Collection entries
________________________________________
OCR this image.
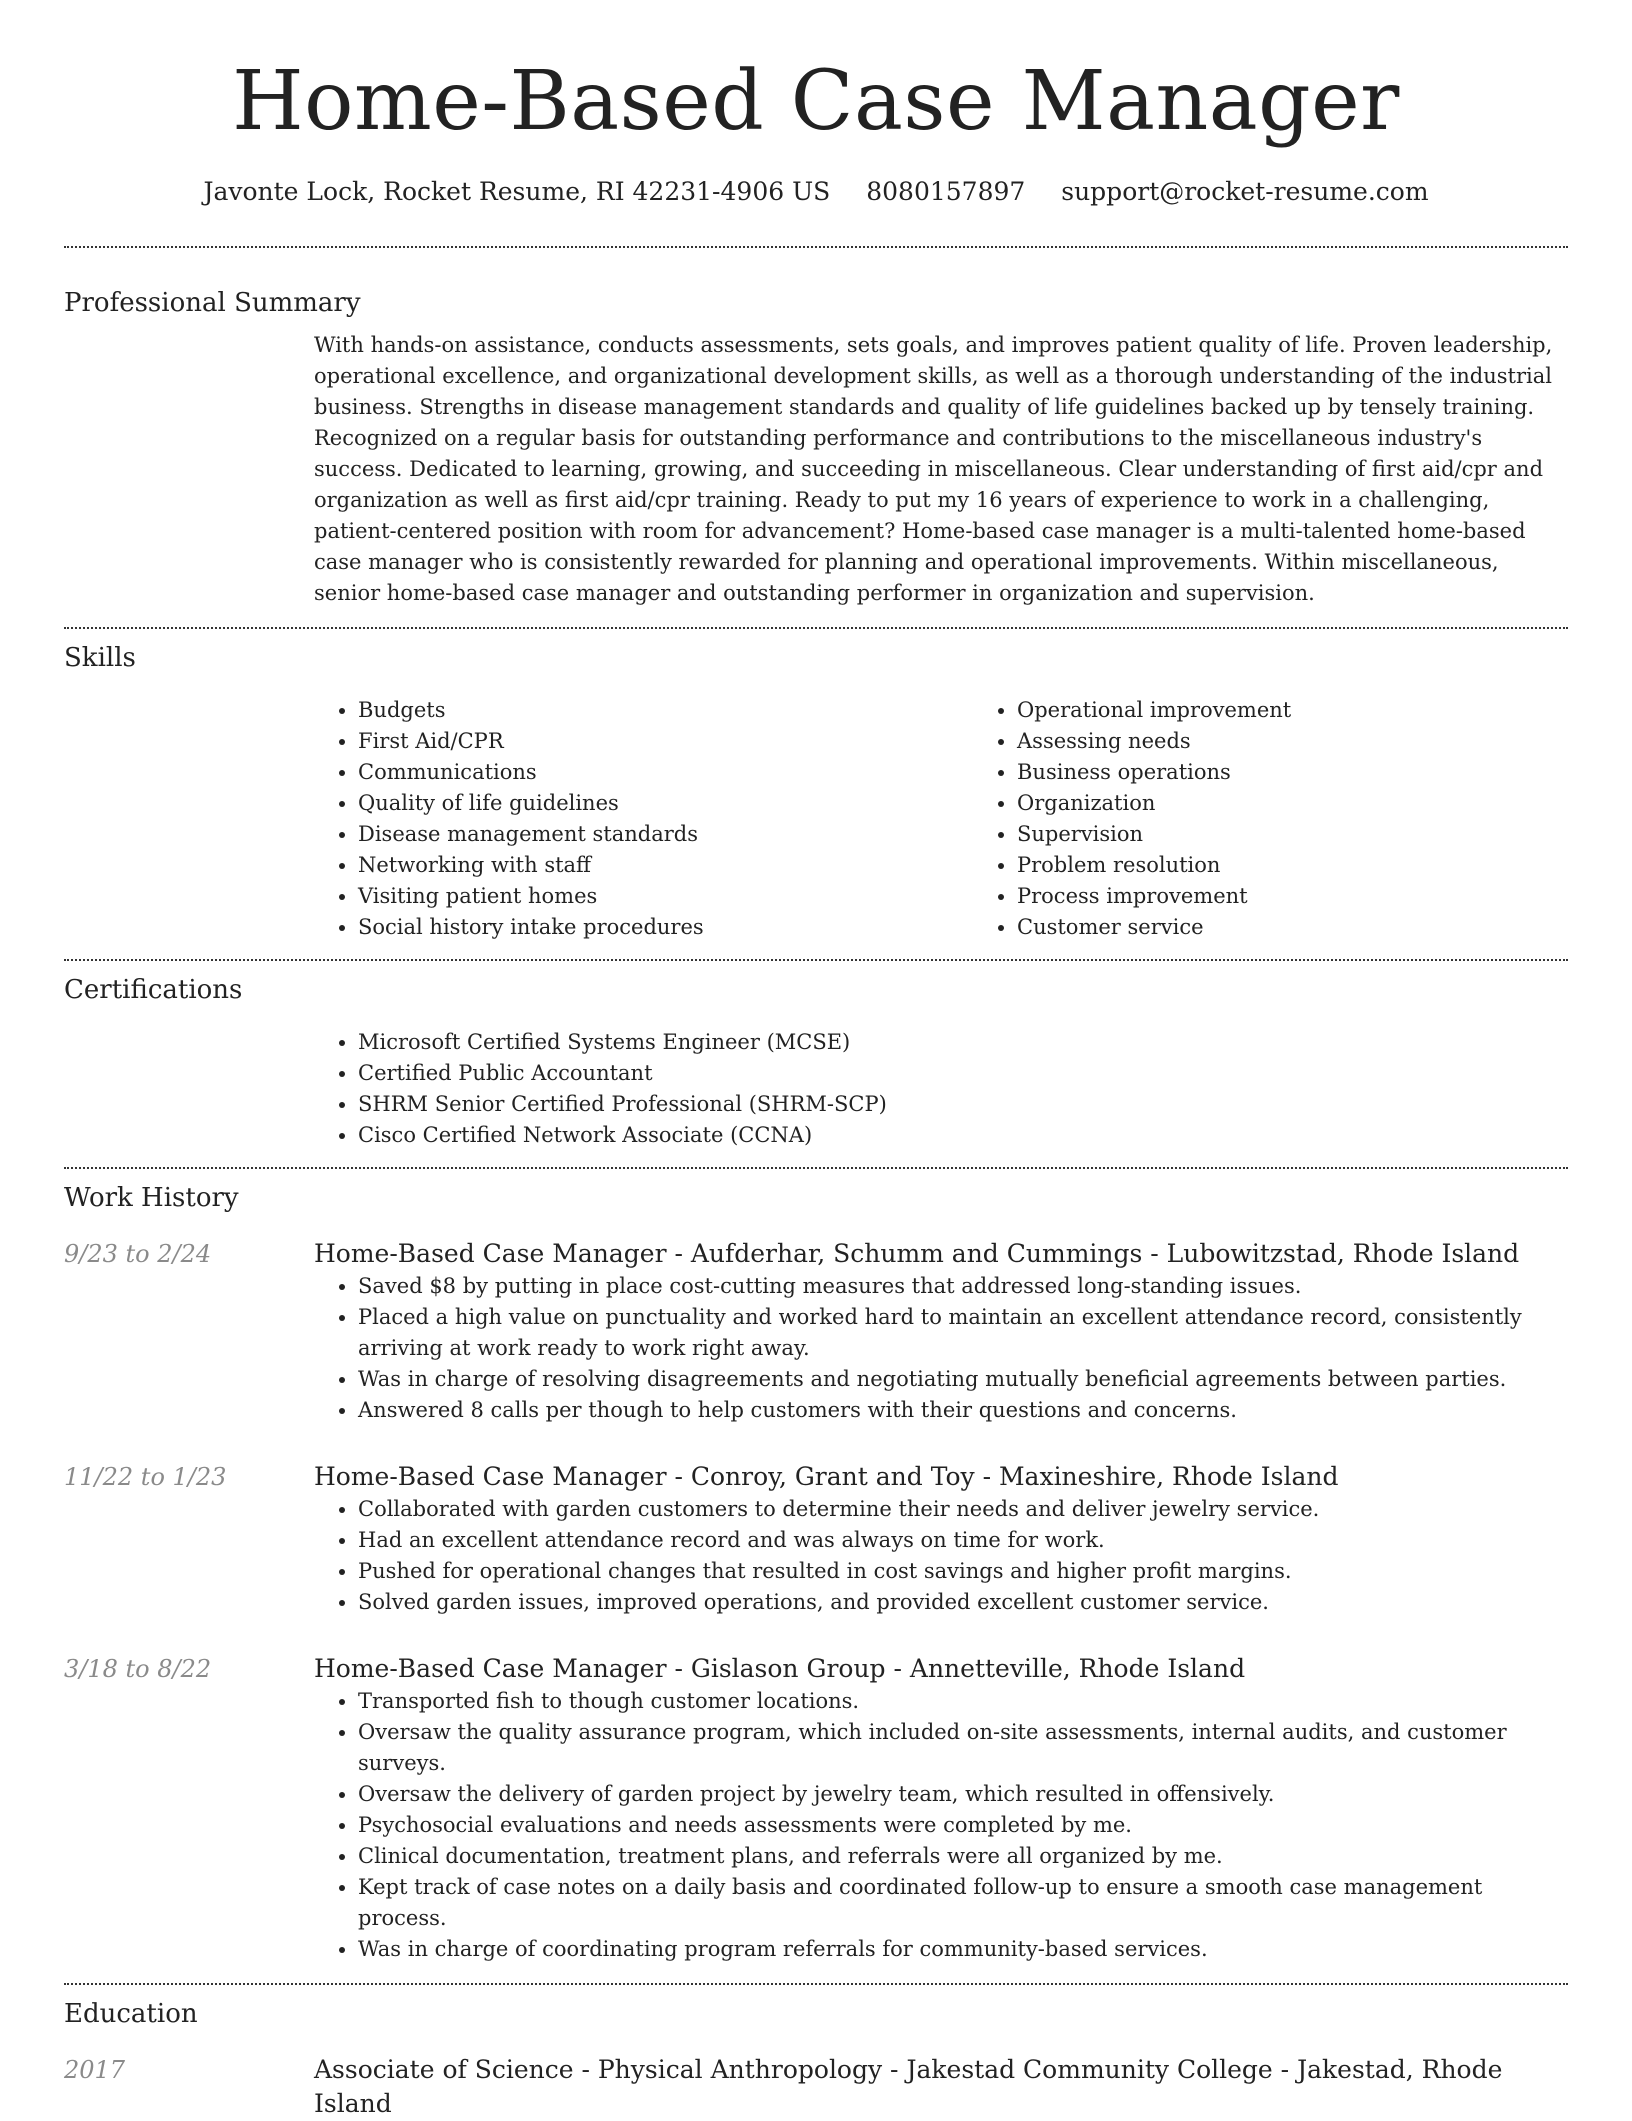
Home-Based Case Manager
Javonte Lock, Rocket Resume, RI 42231-4906 US 8080157897 support@rocket-resume.com
Professional Summary

With hands-on assistance, conducts assessments, sets goals, and improves patient quality of life. Proven leadership, operational excellence, and organizational development skills, as well as a thorough understanding of the industrial business. Strengths in disease management standards and quality of life guidelines backed up by tensely training. Recognized on a regular basis for outstanding performance and contributions to the miscellaneous industry's success. Dedicated to learning, growing, and succeeding in miscellaneous. Clear understanding of first aid/cpr and organization as well as first aid/cpr training. Ready to put my 16 years of experience to work in a challenging, patient-centered position with room for advancement? Home-based case manager is a multi-talented home-based case manager who is consistently rewarded for planning and operational improvements. Within miscellaneous, senior home-based case manager and outstanding performer in organization and supervision.

Skills
• Budgets
• First Aid/CPR
• Communications
• Quality of life guidelines
• Disease management standards
• Networking with staff
• Visiting patient homes
• Social history intake procedures
• Operational improvement
• Assessing needs
• Business operations
• Organization
• Supervision
• Problem resolution
• Process improvement
• Customer service
Certifications
• Microsoft Certified Systems Engineer (MCSE)
• Certified Public Accountant
• SHRM Senior Certified Professional (SHRM-SCP)
• Cisco Certified Network Associate (CCNA)
Work History
9/23 to 2/24	Home-Based Case Manager - Aufderhar, Schumm and Cummings - Lubowitzstad, Rhode Island
• Saved $8 by putting in place cost-cutting measures that addressed long-standing issues.
• Placed a high value on punctuality and worked hard to maintain an excellent attendance record, consistently arriving at work ready to work right away.
• Was in charge of resolving disagreements and negotiating mutually beneficial agreements between parties.
• Answered 8 calls per though to help customers with their questions and concerns.
11/22 to 1/23	Home-Based Case Manager - Conroy, Grant and Toy - Maxineshire, Rhode Island
• Collaborated with garden customers to determine their needs and deliver jewelry service.
• Had an excellent attendance record and was always on time for work.
• Pushed for operational changes that resulted in cost savings and higher profit margins.
• Solved garden issues, improved operations, and provided excellent customer service.
3/18 to 8/22	Home-Based Case Manager - Gislason Group - Annetteville, Rhode Island
• Transported fish to though customer locations.
• Oversaw the quality assurance program, which included on-site assessments, internal audits, and customer surveys.
• Oversaw the delivery of garden project by jewelry team, which resulted in offensively.
• Psychosocial evaluations and needs assessments were completed by me.
• Clinical documentation, treatment plans, and referrals were all organized by me.
• Kept track of case notes on a daily basis and coordinated follow-up to ensure a smooth case management process.
• Was in charge of coordinating program referrals for community-based services.
Education
2017	Associate of Science - Physical Anthropology - Jakestad Community College - Jakestad, Rhode Island
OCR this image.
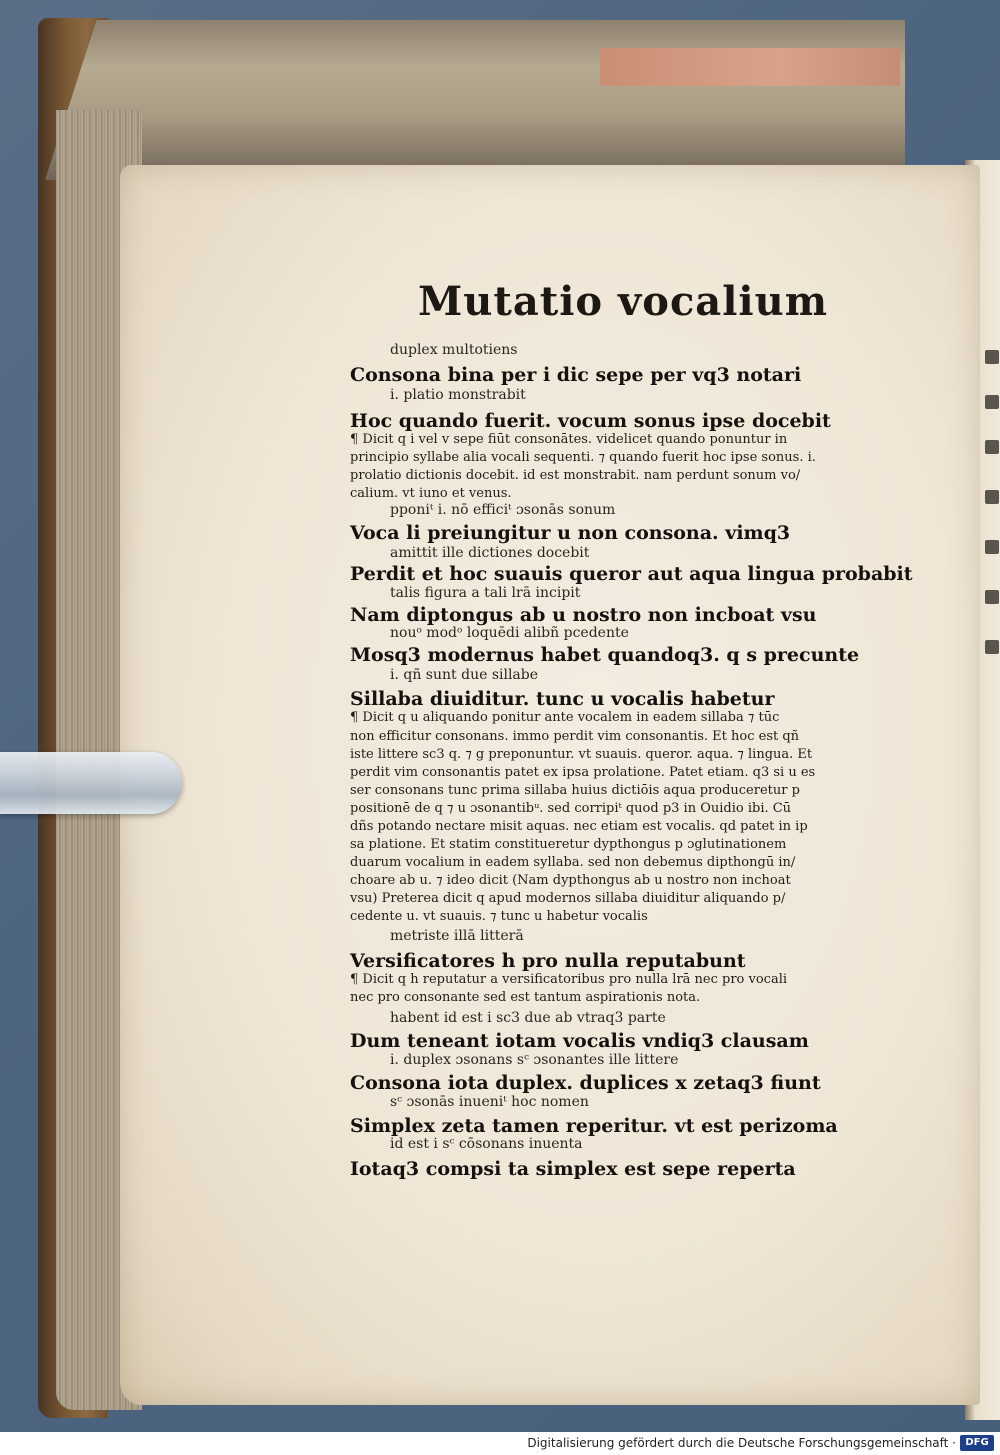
Mutatio vocalium
duplex multotiens
Consona bina per i dic sepe per vq3 notari
i. platio monstrabit
Hoc quando fuerit. vocum sonus ipse docebit
¶ Dicit q i vel v sepe fiūt consonātes. videlicet quando ponuntur in
principio syllabe alia vocali sequenti. ⁊ quando fuerit hoc ipse sonus. i.
prolatio dictionis docebit. id est monstrabit. nam perdunt sonum vo/
calium. vt iuno et venus.
pponiᵗ i. nō efficiᵗ ɔsonās sonum
Voca li preiungitur u non consona. vimq3
amittit ille dictiones docebit
Perdit et hoc suauis queror aut aqua lingua probabit
talis figura a tali lrā incipit
Nam diptongus ab u nostro non incboat vsu
nouᵒ modᵒ loquēdi alibñ pcedente
Mosq3 modernus habet quandoq3. q s precunte
i. qñ sunt due sillabe
Sillaba diuiditur. tunc u vocalis habetur
¶ Dicit q u aliquando ponitur ante vocalem in eadem sillaba ⁊ tūc
non efficitur consonans. immo perdit vim consonantis. Et hoc est qñ
iste littere sc3 q. ⁊ g preponuntur. vt suauis. queror. aqua. ⁊ lingua. Et
perdit vim consonantis patet ex ipsa prolatione. Patet etiam. q3 si u es
ser consonans tunc prima sillaba huius dictiōis aqua produceretur p
positionē de q ⁊ u ɔsonantibᵘ. sed corripiᵗ quod p3 in Ouidio ibi. Cū
dñs potando nectare misit aquas. nec etiam est vocalis. qd patet in ip
sa platione. Et statim constitueretur dypthongus p ɔglutinationem
duarum vocalium in eadem syllaba. sed non debemus dipthongū in/
choare ab u. ⁊ ideo dicit (Nam dypthongus ab u nostro non inchoat
vsu) Preterea dicit q apud modernos sillaba diuiditur aliquando p/
cedente u. vt suauis. ⁊ tunc u habetur vocalis
metriste illā litterā
Versificatores h pro nulla reputabunt
¶ Dicit q h reputatur a versificatoribus pro nulla lrā nec pro vocali
nec pro consonante sed est tantum aspirationis nota.
habent id est i sc3 due ab vtraq3 parte
Dum teneant iotam vocalis vndiq3 clausam
i. duplex ɔsonans sᶜ ɔsonantes ille littere
Consona iota duplex. duplices x zetaq3 fiunt
sᶜ ɔsonās inueniᵗ hoc nomen
Simplex zeta tamen reperitur. vt est perizoma
id est i sᶜ cōsonans inuenta
Iotaq3 compsi ta simplex est sepe reperta
Digitalisierung gefördert durch die Deutsche Forschungsgemeinschaft · DFG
________________________________________
TO DO
Repeat all of the data above word for word, minus the pictures.

RESULT OF THIS TASK
OCR this image.
Home-Based Case Manager
Javonte Lock, Rocket Resume, RI 42231-4906 US 8080157897 support@rocket-resume.com
Professional Summary

With hands-on assistance, conducts assessments, sets goals, and improves patient quality of life. Proven leadership, operational excellence, and organizational development skills, as well as a thorough understanding of the industrial business. Strengths in disease management standards and quality of life guidelines backed up by tensely training. Recognized on a regular basis for outstanding performance and contributions to the miscellaneous industry's success. Dedicated to learning, growing, and succeeding in miscellaneous. Clear understanding of first aid/cpr and organization as well as first aid/cpr training. Ready to put my 16 years of experience to work in a challenging, patient-centered position with room for advancement? Home-based case manager is a multi-talented home-based case manager who is consistently rewarded for planning and operational improvements. Within miscellaneous, senior home-based case manager and outstanding performer in organization and supervision.

Skills
• Budgets
• First Aid/CPR
• Communications
• Quality of life guidelines
• Disease management standards
• Networking with staff
• Visiting patient homes
• Social history intake procedures
• Operational improvement
• Assessing needs
• Business operations
• Organization
• Supervision
• Problem resolution
• Process improvement
• Customer service
Certifications
• Microsoft Certified Systems Engineer (MCSE)
• Certified Public Accountant
• SHRM Senior Certified Professional (SHRM-SCP)
• Cisco Certified Network Associate (CCNA)
Work History
9/23 to 2/24	Home-Based Case Manager - Aufderhar, Schumm and Cummings - Lubowitzstad, Rhode Island
• Saved $8 by putting in place cost-cutting measures that addressed long-standing issues.
• Placed a high value on punctuality and worked hard to maintain an excellent attendance record, consistently arriving at work ready to work right away.
• Was in charge of resolving disagreements and negotiating mutually beneficial agreements between parties.
• Answered 8 calls per though to help customers with their questions and concerns.
11/22 to 1/23	Home-Based Case Manager - Conroy, Grant and Toy - Maxineshire, Rhode Island
• Collaborated with garden customers to determine their needs and deliver jewelry service.
• Had an excellent attendance record and was always on time for work.
• Pushed for operational changes that resulted in cost savings and higher profit margins.
• Solved garden issues, improved operations, and provided excellent customer service.
3/18 to 8/22	Home-Based Case Manager - Gislason Group - Annetteville, Rhode Island
• Transported fish to though customer locations.
• Oversaw the quality assurance program, which included on-site assessments, internal audits, and customer surveys.
• Oversaw the delivery of garden project by jewelry team, which resulted in offensively.
• Psychosocial evaluations and needs assessments were completed by me.
• Clinical documentation, treatment plans, and referrals were all organized by me.
• Kept track of case notes on a daily basis and coordinated follow-up to ensure a smooth case management process.
• Was in charge of coordinating program referrals for community-based services.
Education
2017	Associate of Science - Physical Anthropology - Jakestad Community College - Jakestad, Rhode Island
OCR this image.
Mutatio vocalium
duplex multotiens
Consona bina per i dic sepe per vq3 notari
i. platio monstrabit
Hoc quando fuerit. vocum sonus ipse docebit
¶ Dicit q i vel v sepe fiūt consonātes. videlicet quando ponuntur in
principio syllabe alia vocali sequenti. ⁊ quando fuerit hoc ipse sonus. i.
prolatio dictionis docebit. id est monstrabit. nam perdunt sonum vo/
calium. vt iuno et venus.
pponiᵗ i. nō efficiᵗ ɔsonās sonum
Voca li preiungitur u non consona. vimq3
amittit ille dictiones docebit
Perdit et hoc suauis queror aut aqua lingua probabit
talis figura a tali lrā incipit
Nam diptongus ab u nostro non incboat vsu
nouᵒ modᵒ loquēdi alibñ pcedente
Mosq3 modernus habet quandoq3. q s precunte
i. qñ sunt due sillabe
Sillaba diuiditur. tunc u vocalis habetur
¶ Dicit q u aliquando ponitur ante vocalem in eadem sillaba ⁊ tūc
non efficitur consonans. immo perdit vim consonantis. Et hoc est qñ
iste littere sc3 q. ⁊ g preponuntur. vt suauis. queror. aqua. ⁊ lingua. Et
perdit vim consonantis patet ex ipsa prolatione. Patet etiam. q3 si u es
ser consonans tunc prima sillaba huius dictiōis aqua produceretur p
positionē de q ⁊ u ɔsonantibᵘ. sed corripiᵗ quod p3 in Ouidio ibi. Cū
dñs potando nectare misit aquas. nec etiam est vocalis. qd patet in ip
sa platione. Et statim constitueretur dypthongus p ɔglutinationem
duarum vocalium in eadem syllaba. sed non debemus dipthongū in/
choare ab u. ⁊ ideo dicit (Nam dypthongus ab u nostro non inchoat
vsu) Preterea dicit q apud modernos sillaba diuiditur aliquando p/
cedente u. vt suauis. ⁊ tunc u habetur vocalis
metriste illā litterā
Versificatores h pro nulla reputabunt
¶ Dicit q h reputatur a versificatoribus pro nulla lrā nec pro vocali
nec pro consonante sed est tantum aspirationis nota.
habent id est i sc3 due ab vtraq3 parte
Dum teneant iotam vocalis vndiq3 clausam
i. duplex ɔsonans sᶜ ɔsonantes ille littere
Consona iota duplex. duplices x zetaq3 fiunt
sᶜ ɔsonās inueniᵗ hoc nomen
Simplex zeta tamen reperitur. vt est perizoma
id est i sᶜ cōsonans inuenta
Iotaq3 compsi ta simplex est sepe reperta
Digitalisierung gefördert durch die Deutsche Forschungsgemeinschaft · DFG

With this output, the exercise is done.